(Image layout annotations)
==============================

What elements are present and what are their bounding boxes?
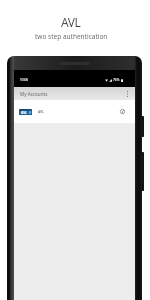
staticText: My Accounts [20, 91, 48, 97]
button[interactable]: More options [123, 90, 131, 98]
staticText: 76% [113, 78, 120, 82]
staticText: AVL [21, 110, 28, 114]
button[interactable]: Refresh code [120, 109, 125, 114]
staticText: AVL [61, 14, 81, 30]
staticText: two step authentication [35, 32, 108, 41]
button[interactable]: AVL [14, 100, 135, 123]
staticText: 10:06 [20, 78, 29, 82]
staticText: AVL [38, 109, 44, 114]
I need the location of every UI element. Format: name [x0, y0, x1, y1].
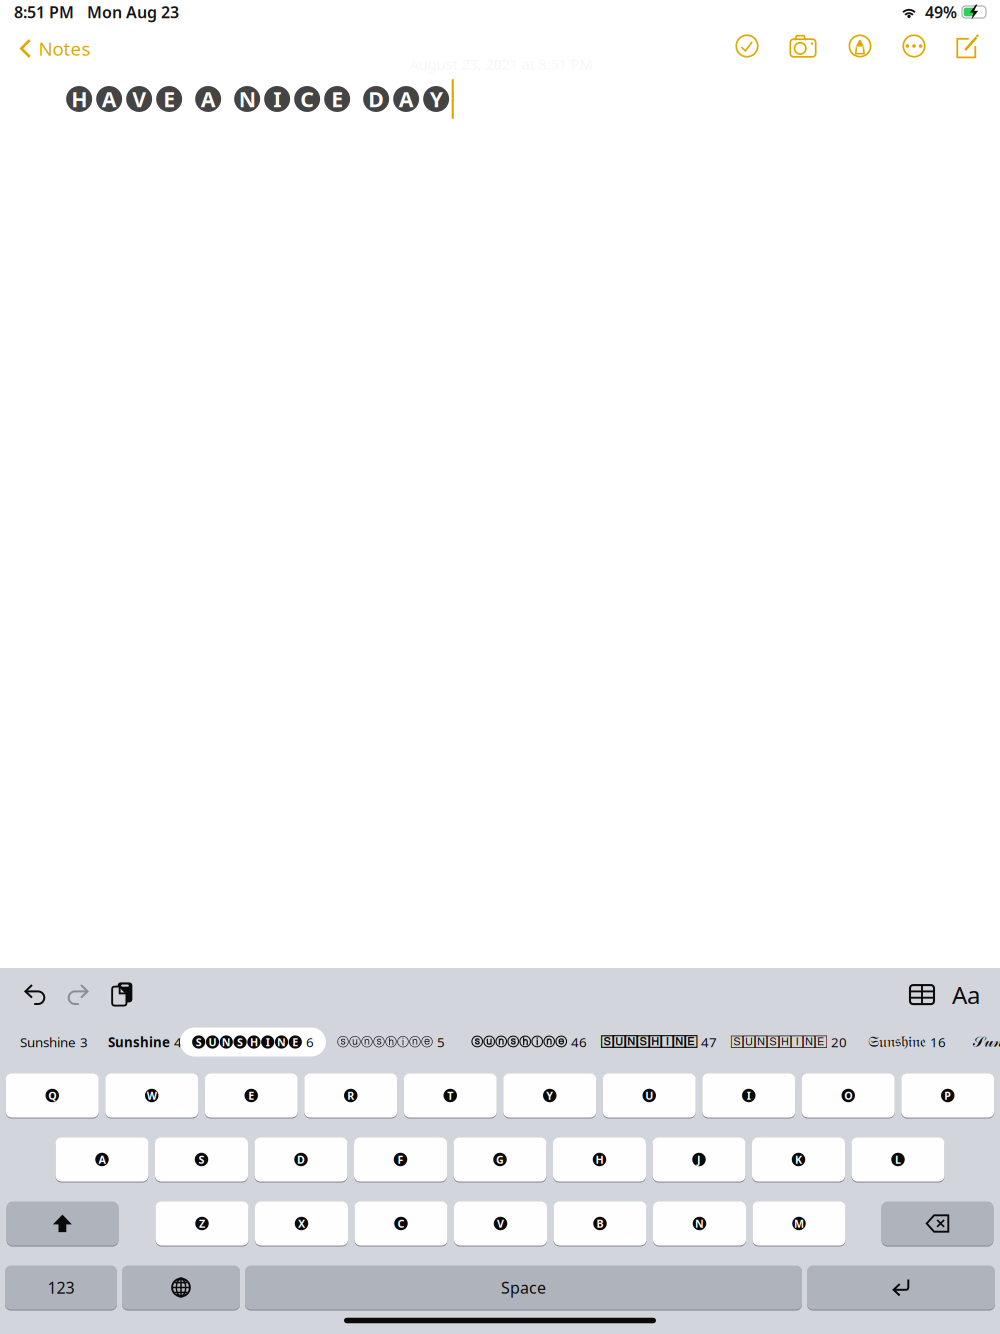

==============================

_Task_:
Format every line of the records above as a numbered list, skipping blank lines. Leave the pictures out.

_Response below_:
1. What elements are present and what are their bounding boxes?
2. staticText: My Accounts [20, 91, 48, 97]
3. button[interactable]: More options [123, 90, 131, 98]
4. staticText: 76% [113, 78, 120, 82]
5. staticText: AVL [21, 110, 28, 114]
6. button[interactable]: Refresh code [120, 109, 125, 114]
7. staticText: AVL [61, 14, 81, 30]
8. staticText: two step authentication [35, 32, 108, 41]
9. button[interactable]: AVL [14, 100, 135, 123]
10. staticText: 10:06 [20, 78, 29, 82]
11. staticText: AVL [38, 109, 44, 114]
12. I need the location of every UI element. Format: name [x0, y0, x1, y1].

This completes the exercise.